抽出本文:
日向南部をめぐって島津氏と争う
伊東氏は藤原氏の一流である藤原南家の流れで、駿河・伊豆(ともに静岡県)国司を務めた名門・工藤氏の一族である。このうち、伊豆国田方郡伊東荘を本拠としたものたちが伊東を名乗った。
鎌倉幕府において日向国(宮崎県)で地頭職を与えられたことをきっかけに九州へ下向し、以後この地で勢力を広げた。本拠地は都於郡(宮城県西都市)である。
この伊東氏にとって最大の敵は、南の薩摩・大隅(ともに鹿児島県)に強大な勢力を持つ島津氏であった。
室町時代は一般的なイメージとして、足利将軍家と室町幕府の権威によって泰平の世が築かれていたと思うかもしれない。しかし、実際にはたびたび紛争が起きていた。伊東氏と島津氏はまだ室町幕府がかろうじて権威を残していた文明年間(1469―87)より、激しく争っていたのである。
両勢力にとって争奪の対象となったのは、日向国南部の飫肥(日南市)・櫛間(串間市)、南西部の庄内(都城市)・三俣であった。これらは島津氏が日向に持っていた所領であり、伊東氏としては日向統一を目指すと同時に、島津の力を削ぐことで自らを守る意図もあったに違いない。
1484年(文明16年)、時の伊東氏当主、祐国は飫肥攻めの兵を挙げた。

資料抜粋:
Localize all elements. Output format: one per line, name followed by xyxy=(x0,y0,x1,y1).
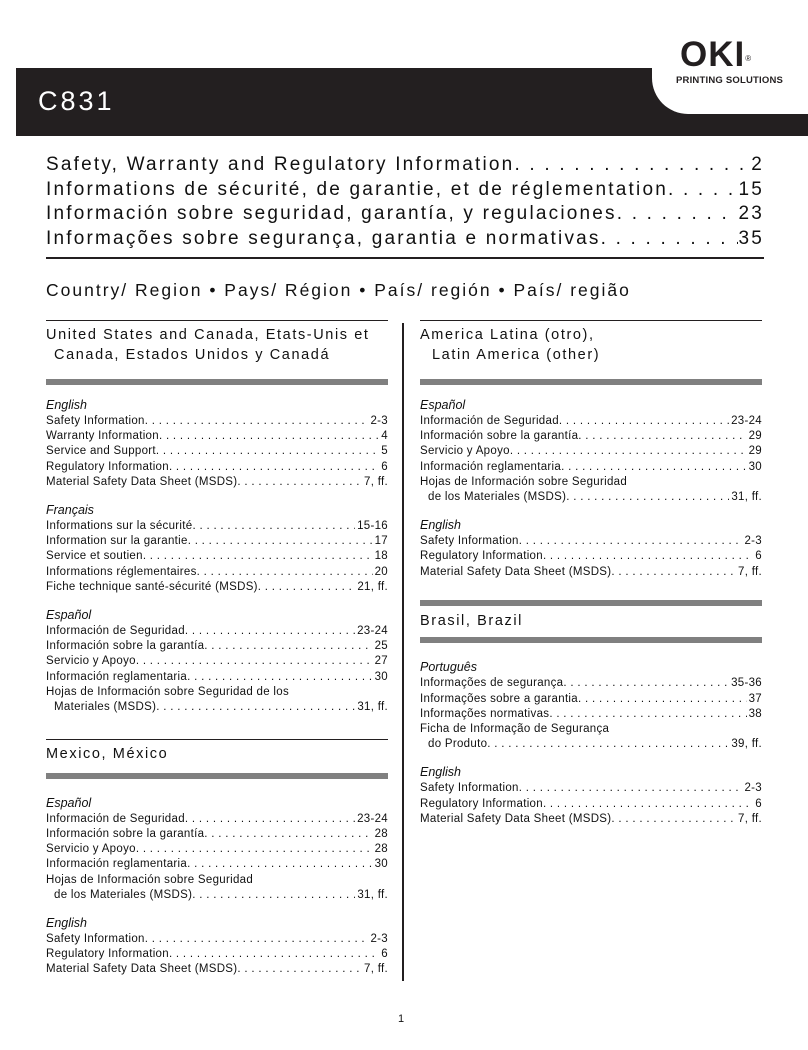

課題一覧:
a: 伊東氏と島津氏の争いを扱った本文を、「鎌倉幕府において日向国(宮崎」を含む語句から書き写し始め、「明年間(1469―87)より、激しく争っていたのである。」の後で止めてください。
b: 伊東氏と島津氏の争いを扱った本文にある次の一文を英語に訳してください。「この伊東氏にとって最大の敵は、南の薩摩・大隅(ともに鹿児島県)に強大な勢力を持つ島津氏であった。」

解答一覧:
a:
鎌倉幕府において日向国(宮崎県)で地頭職を与えられたことをきっかけに九州へ下向し、以後この地で勢力を広げた。本拠地は都於郡(宮城県西都市)である。
この伊東氏にとって最大の敵は、南の薩摩・大隅(ともに鹿児島県)に強大な勢力を持つ島津氏であった。
室町時代は一般的なイメージとして、足利将軍家と室町幕府の権威によって泰平の世が築かれていたと思うかもしれない。しかし、実際にはたびたび紛争が起きていた。伊東氏と島津氏はまだ室町幕府がかろうじて権威を残していた文明年間(1469―87)より、激しく争っていたのである。

b: The greatest enemy of the Ito clan was the Shimazu clan, which held great power in Satsuma and Osumi (both in Kagoshima Prefecture) to the south.